> _Task description_
Copy out all the entries exactly.

Data entries:
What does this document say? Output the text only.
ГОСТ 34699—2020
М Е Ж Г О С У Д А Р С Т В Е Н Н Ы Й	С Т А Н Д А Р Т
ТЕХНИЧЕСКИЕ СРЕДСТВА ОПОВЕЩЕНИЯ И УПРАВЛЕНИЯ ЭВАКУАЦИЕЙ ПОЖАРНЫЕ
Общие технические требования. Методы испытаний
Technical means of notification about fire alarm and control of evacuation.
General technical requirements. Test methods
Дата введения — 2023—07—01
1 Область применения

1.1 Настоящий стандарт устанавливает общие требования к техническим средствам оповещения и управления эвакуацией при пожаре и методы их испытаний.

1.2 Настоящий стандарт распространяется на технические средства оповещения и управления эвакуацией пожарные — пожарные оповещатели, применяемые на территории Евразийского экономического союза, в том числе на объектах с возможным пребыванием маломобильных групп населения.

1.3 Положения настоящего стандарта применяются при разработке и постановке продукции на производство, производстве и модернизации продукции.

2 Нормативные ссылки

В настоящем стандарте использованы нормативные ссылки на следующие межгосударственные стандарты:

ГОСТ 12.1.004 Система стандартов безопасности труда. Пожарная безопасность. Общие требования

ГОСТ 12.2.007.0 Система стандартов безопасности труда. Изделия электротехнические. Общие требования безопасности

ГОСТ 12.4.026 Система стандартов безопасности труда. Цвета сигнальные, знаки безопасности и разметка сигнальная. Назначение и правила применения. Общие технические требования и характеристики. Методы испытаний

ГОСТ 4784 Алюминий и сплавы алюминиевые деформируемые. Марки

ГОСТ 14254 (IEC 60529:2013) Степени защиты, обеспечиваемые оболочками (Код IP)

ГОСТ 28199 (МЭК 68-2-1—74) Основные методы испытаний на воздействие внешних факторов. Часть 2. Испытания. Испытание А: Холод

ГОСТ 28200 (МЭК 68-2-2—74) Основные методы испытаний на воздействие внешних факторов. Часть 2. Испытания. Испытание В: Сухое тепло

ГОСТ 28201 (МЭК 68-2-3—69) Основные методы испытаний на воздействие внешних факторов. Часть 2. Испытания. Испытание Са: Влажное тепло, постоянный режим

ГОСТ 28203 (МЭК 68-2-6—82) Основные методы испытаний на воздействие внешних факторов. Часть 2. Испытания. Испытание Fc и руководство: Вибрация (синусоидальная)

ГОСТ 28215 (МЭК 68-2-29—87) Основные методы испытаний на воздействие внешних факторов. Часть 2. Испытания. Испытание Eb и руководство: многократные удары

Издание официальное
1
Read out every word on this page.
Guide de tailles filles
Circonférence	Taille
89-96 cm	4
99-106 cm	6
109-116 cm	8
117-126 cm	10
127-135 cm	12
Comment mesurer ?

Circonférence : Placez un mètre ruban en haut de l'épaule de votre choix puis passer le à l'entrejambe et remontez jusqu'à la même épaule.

> _Response to the task_
What does this document say? Output the text only.
ГОСТ 34699—2020
М Е Ж Г О С У Д А Р С Т В Е Н Н Ы Й	С Т А Н Д А Р Т
ТЕХНИЧЕСКИЕ СРЕДСТВА ОПОВЕЩЕНИЯ И УПРАВЛЕНИЯ ЭВАКУАЦИЕЙ ПОЖАРНЫЕ
Общие технические требования. Методы испытаний
Technical means of notification about fire alarm and control of evacuation.
General technical requirements. Test methods
Дата введения — 2023—07—01
1 Область применения

1.1 Настоящий стандарт устанавливает общие требования к техническим средствам оповещения и управления эвакуацией при пожаре и методы их испытаний.

1.2 Настоящий стандарт распространяется на технические средства оповещения и управления эвакуацией пожарные — пожарные оповещатели, применяемые на территории Евразийского экономического союза, в том числе на объектах с возможным пребыванием маломобильных групп населения.

1.3 Положения настоящего стандарта применяются при разработке и постановке продукции на производство, производстве и модернизации продукции.

2 Нормативные ссылки

В настоящем стандарте использованы нормативные ссылки на следующие межгосударственные стандарты:

ГОСТ 12.1.004 Система стандартов безопасности труда. Пожарная безопасность. Общие требования

ГОСТ 12.2.007.0 Система стандартов безопасности труда. Изделия электротехнические. Общие требования безопасности

ГОСТ 12.4.026 Система стандартов безопасности труда. Цвета сигнальные, знаки безопасности и разметка сигнальная. Назначение и правила применения. Общие технические требования и характеристики. Методы испытаний

ГОСТ 4784 Алюминий и сплавы алюминиевые деформируемые. Марки

ГОСТ 14254 (IEC 60529:2013) Степени защиты, обеспечиваемые оболочками (Код IP)

ГОСТ 28199 (МЭК 68-2-1—74) Основные методы испытаний на воздействие внешних факторов. Часть 2. Испытания. Испытание А: Холод

ГОСТ 28200 (МЭК 68-2-2—74) Основные методы испытаний на воздействие внешних факторов. Часть 2. Испытания. Испытание В: Сухое тепло

ГОСТ 28201 (МЭК 68-2-3—69) Основные методы испытаний на воздействие внешних факторов. Часть 2. Испытания. Испытание Са: Влажное тепло, постоянный режим

ГОСТ 28203 (МЭК 68-2-6—82) Основные методы испытаний на воздействие внешних факторов. Часть 2. Испытания. Испытание Fc и руководство: Вибрация (синусоидальная)

ГОСТ 28215 (МЭК 68-2-29—87) Основные методы испытаний на воздействие внешних факторов. Часть 2. Испытания. Испытание Eb и руководство: многократные удары

Издание официальное
1
Read out every word on this page.
Guide de tailles filles
Circonférence	Taille
89-96 cm	4
99-106 cm	6
109-116 cm	8
117-126 cm	10
127-135 cm	12
Comment mesurer ?

Circonférence : Placez un mètre ruban en haut de l'épaule de votre choix puis passer le à l'entrejambe et remontez jusqu'à la même épaule.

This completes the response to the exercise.